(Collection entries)
— BEGIN —

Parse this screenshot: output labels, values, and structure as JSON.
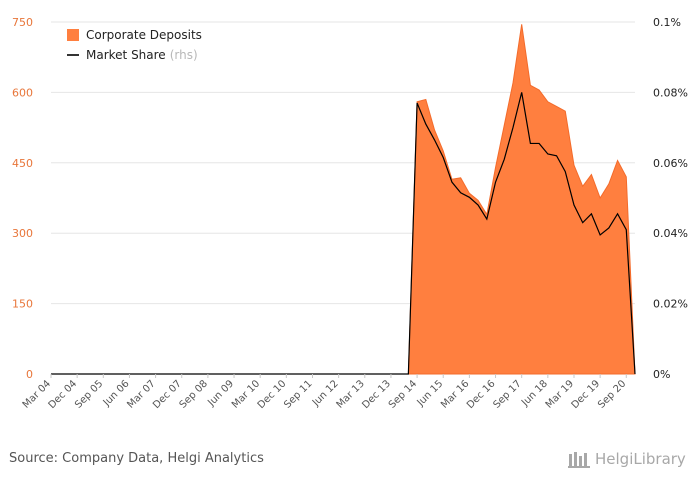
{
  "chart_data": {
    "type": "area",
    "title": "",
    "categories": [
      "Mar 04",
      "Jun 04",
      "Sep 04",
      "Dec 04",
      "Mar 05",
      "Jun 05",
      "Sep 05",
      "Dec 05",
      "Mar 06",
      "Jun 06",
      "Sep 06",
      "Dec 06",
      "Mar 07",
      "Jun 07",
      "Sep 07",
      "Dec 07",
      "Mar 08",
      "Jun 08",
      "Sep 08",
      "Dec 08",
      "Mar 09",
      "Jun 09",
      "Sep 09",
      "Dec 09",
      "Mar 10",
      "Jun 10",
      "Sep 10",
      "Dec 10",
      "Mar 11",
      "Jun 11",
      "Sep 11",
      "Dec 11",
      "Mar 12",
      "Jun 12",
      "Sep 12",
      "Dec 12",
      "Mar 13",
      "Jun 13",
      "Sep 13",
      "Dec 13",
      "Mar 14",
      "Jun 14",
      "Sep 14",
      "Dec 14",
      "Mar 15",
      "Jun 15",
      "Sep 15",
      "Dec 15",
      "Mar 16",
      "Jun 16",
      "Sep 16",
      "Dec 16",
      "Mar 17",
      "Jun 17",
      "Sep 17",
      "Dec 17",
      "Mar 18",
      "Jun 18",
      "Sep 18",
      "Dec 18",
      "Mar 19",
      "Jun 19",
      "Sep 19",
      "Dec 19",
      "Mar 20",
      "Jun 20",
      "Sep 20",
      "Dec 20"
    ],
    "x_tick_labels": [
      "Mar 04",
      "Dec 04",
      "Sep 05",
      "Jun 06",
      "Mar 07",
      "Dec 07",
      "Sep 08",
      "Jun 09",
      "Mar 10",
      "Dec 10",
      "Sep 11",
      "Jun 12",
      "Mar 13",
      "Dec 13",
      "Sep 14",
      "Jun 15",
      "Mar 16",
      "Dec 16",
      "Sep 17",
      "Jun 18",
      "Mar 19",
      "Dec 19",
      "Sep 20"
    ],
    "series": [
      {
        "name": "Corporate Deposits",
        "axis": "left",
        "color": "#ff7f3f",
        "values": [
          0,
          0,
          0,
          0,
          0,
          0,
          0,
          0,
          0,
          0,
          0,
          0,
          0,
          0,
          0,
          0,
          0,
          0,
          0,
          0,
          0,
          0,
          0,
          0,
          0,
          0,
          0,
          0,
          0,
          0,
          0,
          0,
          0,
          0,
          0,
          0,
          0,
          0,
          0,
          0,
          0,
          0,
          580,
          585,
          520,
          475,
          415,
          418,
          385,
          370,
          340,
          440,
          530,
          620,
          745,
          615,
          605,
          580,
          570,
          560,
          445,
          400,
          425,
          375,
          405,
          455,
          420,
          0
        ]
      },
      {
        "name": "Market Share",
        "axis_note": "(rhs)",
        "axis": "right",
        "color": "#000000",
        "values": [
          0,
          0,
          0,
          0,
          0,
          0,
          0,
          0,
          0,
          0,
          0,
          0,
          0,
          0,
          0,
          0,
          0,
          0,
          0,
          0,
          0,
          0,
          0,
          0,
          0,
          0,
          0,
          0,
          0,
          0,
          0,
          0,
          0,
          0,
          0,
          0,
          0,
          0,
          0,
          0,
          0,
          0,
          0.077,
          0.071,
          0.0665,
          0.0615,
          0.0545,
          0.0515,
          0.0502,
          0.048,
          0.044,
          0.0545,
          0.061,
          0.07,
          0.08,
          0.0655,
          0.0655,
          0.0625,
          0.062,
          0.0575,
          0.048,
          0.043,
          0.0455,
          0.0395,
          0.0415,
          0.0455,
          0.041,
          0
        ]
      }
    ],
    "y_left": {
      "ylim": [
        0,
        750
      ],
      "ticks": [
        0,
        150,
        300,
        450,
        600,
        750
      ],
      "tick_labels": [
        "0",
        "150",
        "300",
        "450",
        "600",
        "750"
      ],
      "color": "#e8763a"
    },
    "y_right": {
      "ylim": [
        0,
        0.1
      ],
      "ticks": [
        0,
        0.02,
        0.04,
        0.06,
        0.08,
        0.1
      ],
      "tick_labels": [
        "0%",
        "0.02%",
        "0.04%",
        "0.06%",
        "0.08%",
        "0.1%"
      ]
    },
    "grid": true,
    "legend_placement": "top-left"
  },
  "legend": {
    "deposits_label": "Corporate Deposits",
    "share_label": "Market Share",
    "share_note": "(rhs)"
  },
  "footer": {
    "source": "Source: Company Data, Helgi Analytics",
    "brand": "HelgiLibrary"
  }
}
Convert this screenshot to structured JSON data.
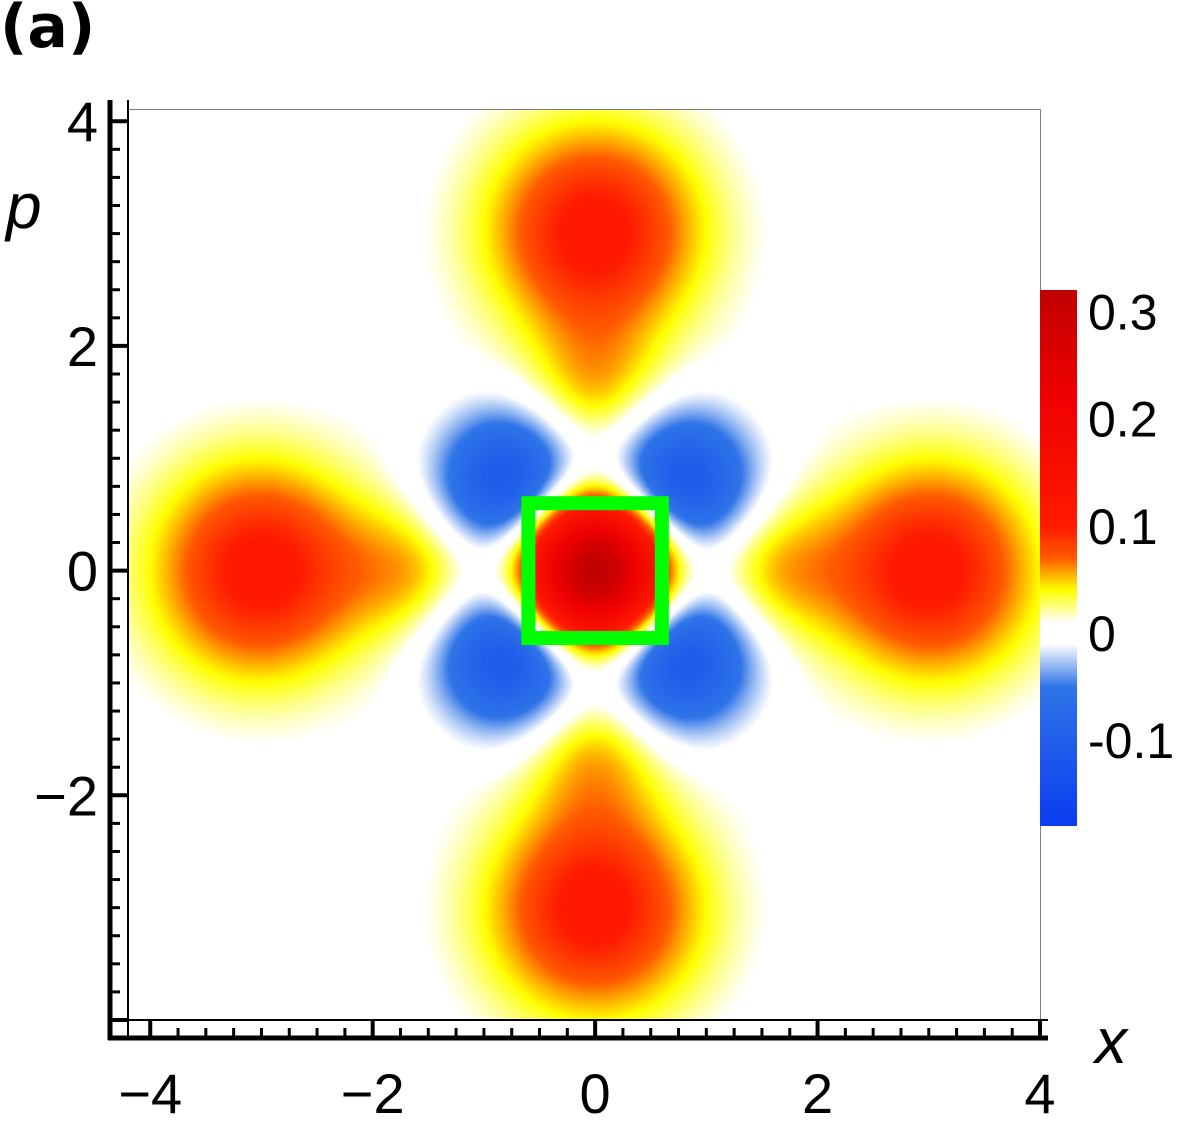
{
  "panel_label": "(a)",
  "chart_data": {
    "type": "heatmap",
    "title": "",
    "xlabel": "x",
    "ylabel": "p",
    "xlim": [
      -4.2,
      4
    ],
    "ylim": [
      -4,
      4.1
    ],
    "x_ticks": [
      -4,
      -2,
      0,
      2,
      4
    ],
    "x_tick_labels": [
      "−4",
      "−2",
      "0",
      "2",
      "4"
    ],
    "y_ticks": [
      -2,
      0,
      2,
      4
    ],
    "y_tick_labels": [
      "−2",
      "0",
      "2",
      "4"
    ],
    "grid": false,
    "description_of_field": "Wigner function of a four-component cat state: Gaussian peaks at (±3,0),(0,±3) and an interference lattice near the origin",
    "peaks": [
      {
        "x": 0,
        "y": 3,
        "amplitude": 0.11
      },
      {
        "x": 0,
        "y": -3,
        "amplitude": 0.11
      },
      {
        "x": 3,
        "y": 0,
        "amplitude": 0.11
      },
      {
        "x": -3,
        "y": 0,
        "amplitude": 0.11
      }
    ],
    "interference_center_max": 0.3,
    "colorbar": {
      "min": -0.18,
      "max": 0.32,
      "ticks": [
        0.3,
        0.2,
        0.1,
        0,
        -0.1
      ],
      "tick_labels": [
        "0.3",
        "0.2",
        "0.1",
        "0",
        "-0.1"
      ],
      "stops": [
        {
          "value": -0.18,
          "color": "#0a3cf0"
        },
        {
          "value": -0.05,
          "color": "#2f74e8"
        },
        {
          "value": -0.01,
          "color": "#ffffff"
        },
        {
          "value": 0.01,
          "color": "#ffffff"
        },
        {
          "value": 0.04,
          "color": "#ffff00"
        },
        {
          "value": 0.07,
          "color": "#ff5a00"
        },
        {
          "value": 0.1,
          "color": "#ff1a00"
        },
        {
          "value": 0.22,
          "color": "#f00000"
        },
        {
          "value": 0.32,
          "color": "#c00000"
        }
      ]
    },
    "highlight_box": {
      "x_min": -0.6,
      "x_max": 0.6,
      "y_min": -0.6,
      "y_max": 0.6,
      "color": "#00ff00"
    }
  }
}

— END —

## GIVEN REQUEST
Consider the entries above and return each line with the string "peaks".

## RESPONSE TO THE EXERCISE
    "description_of_field": "Wigner function of a four-component cat state: Gaussian peaks at (±3,0),(0,±3) and an interference lattice near the origin",
    "peaks": [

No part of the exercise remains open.